> [Task details] Type out the records that follow, exactly as given.

* begin *

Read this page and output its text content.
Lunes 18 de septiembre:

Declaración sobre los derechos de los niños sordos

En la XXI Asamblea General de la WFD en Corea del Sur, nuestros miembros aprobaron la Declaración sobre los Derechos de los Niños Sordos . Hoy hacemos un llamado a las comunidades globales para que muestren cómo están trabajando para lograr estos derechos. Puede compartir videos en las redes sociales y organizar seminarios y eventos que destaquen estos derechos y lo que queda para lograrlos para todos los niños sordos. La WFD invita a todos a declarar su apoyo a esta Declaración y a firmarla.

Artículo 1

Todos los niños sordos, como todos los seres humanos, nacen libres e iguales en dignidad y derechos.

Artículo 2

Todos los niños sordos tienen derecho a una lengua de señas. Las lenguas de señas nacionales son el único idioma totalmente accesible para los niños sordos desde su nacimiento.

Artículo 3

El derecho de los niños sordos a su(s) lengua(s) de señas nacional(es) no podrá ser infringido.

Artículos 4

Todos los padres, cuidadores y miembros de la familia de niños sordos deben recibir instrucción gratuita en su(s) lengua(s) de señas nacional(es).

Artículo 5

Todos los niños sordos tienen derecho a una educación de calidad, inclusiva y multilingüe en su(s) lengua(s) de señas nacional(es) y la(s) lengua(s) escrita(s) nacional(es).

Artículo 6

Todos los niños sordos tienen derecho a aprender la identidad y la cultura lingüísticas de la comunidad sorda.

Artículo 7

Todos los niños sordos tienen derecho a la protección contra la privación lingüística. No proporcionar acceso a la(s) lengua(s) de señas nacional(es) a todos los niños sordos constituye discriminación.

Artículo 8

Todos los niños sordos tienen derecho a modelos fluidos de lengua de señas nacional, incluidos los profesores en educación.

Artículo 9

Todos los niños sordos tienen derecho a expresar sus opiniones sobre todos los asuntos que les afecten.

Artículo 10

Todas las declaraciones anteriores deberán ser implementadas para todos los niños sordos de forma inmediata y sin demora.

* end *

> [The solution]
Read this page and output its text content.
Lunes 18 de septiembre:

Declaración sobre los derechos de los niños sordos

En la XXI Asamblea General de la WFD en Corea del Sur, nuestros miembros aprobaron la Declaración sobre los Derechos de los Niños Sordos . Hoy hacemos un llamado a las comunidades globales para que muestren cómo están trabajando para lograr estos derechos. Puede compartir videos en las redes sociales y organizar seminarios y eventos que destaquen estos derechos y lo que queda para lograrlos para todos los niños sordos. La WFD invita a todos a declarar su apoyo a esta Declaración y a firmarla.

Artículo 1

Todos los niños sordos, como todos los seres humanos, nacen libres e iguales en dignidad y derechos.

Artículo 2

Todos los niños sordos tienen derecho a una lengua de señas. Las lenguas de señas nacionales son el único idioma totalmente accesible para los niños sordos desde su nacimiento.

Artículo 3

El derecho de los niños sordos a su(s) lengua(s) de señas nacional(es) no podrá ser infringido.

Artículos 4

Todos los padres, cuidadores y miembros de la familia de niños sordos deben recibir instrucción gratuita en su(s) lengua(s) de señas nacional(es).

Artículo 5

Todos los niños sordos tienen derecho a una educación de calidad, inclusiva y multilingüe en su(s) lengua(s) de señas nacional(es) y la(s) lengua(s) escrita(s) nacional(es).

Artículo 6

Todos los niños sordos tienen derecho a aprender la identidad y la cultura lingüísticas de la comunidad sorda.

Artículo 7

Todos los niños sordos tienen derecho a la protección contra la privación lingüística. No proporcionar acceso a la(s) lengua(s) de señas nacional(es) a todos los niños sordos constituye discriminación.

Artículo 8

Todos los niños sordos tienen derecho a modelos fluidos de lengua de señas nacional, incluidos los profesores en educación.

Artículo 9

Todos los niños sordos tienen derecho a expresar sus opiniones sobre todos los asuntos que les afecten.

Artículo 10

Todas las declaraciones anteriores deberán ser implementadas para todos los niños sordos de forma inmediata y sin demora.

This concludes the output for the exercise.